---------- PROVIDED RECORDS ----------
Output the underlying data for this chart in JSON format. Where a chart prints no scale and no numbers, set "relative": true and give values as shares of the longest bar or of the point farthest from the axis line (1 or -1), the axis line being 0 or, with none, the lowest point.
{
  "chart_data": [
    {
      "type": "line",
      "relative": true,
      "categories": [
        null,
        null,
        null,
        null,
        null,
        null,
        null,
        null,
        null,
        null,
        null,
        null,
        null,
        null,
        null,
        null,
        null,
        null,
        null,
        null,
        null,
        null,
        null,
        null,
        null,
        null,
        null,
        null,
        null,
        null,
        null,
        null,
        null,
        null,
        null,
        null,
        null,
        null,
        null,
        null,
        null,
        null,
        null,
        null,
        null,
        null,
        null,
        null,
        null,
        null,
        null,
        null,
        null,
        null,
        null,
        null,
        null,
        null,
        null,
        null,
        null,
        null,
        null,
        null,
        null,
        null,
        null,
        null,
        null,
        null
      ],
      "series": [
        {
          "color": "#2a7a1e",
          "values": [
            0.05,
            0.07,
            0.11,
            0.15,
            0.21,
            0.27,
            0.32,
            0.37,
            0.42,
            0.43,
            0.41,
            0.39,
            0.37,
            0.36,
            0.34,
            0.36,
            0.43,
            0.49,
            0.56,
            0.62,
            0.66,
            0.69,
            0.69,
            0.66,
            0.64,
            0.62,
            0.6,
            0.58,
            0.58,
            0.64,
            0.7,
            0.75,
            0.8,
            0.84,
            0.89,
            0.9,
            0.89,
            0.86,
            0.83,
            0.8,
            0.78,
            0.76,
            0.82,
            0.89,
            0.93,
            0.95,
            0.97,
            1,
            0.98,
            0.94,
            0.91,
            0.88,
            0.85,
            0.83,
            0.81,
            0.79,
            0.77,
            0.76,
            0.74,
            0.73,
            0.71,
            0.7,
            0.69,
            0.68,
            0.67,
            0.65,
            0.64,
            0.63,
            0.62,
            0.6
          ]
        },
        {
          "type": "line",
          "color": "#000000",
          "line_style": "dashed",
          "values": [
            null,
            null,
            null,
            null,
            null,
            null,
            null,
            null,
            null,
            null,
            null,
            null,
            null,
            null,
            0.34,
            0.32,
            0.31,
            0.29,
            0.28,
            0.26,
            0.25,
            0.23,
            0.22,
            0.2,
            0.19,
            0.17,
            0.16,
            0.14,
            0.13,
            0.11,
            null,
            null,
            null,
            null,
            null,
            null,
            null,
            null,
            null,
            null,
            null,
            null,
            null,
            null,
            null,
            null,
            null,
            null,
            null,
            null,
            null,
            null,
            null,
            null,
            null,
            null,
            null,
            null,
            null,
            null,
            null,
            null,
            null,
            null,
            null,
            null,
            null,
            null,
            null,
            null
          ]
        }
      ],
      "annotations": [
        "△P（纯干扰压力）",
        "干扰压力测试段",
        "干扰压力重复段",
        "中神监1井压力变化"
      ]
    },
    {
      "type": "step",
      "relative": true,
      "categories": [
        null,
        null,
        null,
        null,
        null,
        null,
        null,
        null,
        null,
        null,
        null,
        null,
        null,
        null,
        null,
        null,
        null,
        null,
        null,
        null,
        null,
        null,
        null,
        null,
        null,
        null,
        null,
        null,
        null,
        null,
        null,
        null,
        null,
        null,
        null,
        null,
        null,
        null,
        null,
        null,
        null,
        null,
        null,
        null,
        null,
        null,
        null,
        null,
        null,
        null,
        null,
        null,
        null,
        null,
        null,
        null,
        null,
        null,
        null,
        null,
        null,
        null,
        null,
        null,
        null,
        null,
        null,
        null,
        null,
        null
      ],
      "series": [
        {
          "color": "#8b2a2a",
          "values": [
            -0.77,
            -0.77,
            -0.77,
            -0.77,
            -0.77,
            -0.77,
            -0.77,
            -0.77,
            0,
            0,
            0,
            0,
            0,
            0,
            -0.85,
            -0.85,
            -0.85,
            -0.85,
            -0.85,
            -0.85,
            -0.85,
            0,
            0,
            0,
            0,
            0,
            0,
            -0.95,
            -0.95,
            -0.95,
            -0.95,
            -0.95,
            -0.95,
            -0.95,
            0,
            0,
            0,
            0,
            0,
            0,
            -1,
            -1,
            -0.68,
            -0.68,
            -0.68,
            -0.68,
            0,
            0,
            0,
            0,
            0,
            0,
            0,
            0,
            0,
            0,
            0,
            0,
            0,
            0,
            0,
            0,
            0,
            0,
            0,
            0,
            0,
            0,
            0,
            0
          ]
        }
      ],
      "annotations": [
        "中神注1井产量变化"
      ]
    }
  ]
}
----------
---------- PROVIDED RECORDS ----------
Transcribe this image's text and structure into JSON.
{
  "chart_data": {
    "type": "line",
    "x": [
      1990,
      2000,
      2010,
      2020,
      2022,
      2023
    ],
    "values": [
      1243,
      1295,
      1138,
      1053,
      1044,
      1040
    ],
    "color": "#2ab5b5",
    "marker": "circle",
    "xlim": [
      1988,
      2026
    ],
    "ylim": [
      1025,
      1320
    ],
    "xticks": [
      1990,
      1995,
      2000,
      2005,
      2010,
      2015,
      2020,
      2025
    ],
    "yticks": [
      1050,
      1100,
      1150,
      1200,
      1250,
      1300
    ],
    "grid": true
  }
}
----------
---------- PROVIDED RECORDS ----------
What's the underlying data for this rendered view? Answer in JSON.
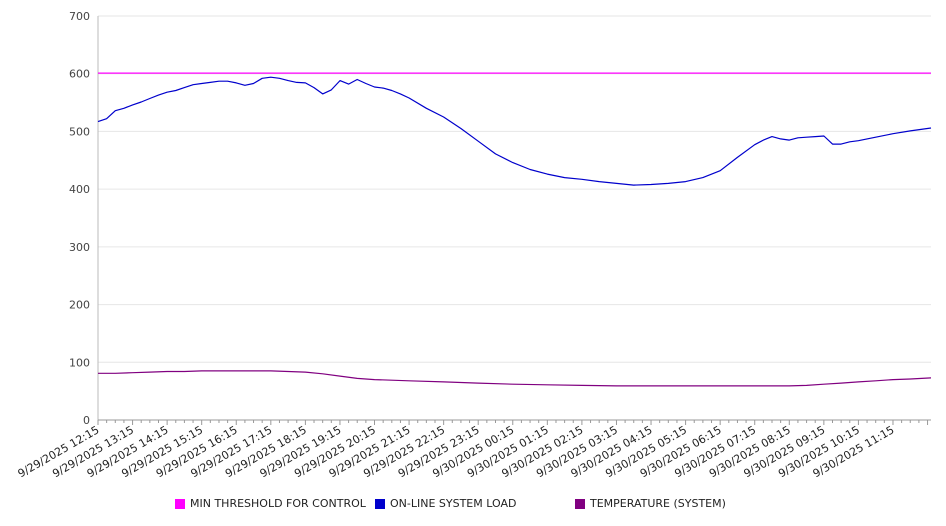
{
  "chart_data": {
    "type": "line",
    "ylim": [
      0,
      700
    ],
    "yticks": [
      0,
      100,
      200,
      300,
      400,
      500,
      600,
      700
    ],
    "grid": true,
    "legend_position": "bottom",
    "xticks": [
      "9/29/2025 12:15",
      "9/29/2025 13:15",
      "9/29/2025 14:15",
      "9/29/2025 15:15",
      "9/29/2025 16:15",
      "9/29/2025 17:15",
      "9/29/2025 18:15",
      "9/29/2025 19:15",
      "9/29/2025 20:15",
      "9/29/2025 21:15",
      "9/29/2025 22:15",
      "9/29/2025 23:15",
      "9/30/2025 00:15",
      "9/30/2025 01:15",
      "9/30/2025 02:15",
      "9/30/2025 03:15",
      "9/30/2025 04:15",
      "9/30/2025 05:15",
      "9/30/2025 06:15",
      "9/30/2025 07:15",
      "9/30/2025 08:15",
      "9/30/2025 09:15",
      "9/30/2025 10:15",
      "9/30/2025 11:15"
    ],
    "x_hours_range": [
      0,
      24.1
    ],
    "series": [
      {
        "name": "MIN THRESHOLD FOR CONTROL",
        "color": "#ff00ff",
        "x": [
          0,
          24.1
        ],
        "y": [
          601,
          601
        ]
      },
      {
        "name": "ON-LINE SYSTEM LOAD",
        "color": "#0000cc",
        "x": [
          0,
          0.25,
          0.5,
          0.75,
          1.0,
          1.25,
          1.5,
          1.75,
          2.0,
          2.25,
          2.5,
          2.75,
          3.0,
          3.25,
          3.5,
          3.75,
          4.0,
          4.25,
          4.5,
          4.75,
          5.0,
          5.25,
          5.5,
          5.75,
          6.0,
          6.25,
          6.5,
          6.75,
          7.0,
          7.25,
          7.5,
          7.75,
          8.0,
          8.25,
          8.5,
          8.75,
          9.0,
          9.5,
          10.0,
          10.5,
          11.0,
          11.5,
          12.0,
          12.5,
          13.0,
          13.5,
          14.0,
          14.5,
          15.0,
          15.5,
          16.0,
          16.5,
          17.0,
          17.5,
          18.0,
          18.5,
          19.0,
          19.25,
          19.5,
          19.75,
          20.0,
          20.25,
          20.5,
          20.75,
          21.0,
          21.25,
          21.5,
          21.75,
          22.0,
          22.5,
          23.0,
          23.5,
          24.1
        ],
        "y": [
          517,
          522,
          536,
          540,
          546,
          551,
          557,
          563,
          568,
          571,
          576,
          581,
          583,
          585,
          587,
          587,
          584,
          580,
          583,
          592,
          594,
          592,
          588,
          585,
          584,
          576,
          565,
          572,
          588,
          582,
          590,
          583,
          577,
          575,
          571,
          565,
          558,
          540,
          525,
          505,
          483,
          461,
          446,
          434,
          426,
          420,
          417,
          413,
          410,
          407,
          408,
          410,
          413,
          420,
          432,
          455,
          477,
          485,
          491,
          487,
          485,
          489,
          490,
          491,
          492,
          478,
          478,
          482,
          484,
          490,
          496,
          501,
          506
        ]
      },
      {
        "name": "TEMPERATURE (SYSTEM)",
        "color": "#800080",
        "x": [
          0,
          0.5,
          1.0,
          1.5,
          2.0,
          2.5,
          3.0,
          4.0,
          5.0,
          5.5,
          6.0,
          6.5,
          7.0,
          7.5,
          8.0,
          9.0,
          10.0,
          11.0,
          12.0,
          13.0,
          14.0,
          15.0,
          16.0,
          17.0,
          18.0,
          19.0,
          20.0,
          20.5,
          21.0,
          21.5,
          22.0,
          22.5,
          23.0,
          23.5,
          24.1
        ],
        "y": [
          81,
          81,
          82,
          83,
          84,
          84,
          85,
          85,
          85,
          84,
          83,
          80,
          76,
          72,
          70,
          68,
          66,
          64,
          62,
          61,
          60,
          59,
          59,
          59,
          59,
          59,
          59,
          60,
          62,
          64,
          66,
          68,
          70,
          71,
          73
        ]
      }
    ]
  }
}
----------
*GIVEN INSTRUCTION:*
Copy all lines from the data that hold the word "SYSTEM".

*FINISHED TASK:*
        "name": "ON-LINE SYSTEM LOAD",
        "name": "TEMPERATURE (SYSTEM)",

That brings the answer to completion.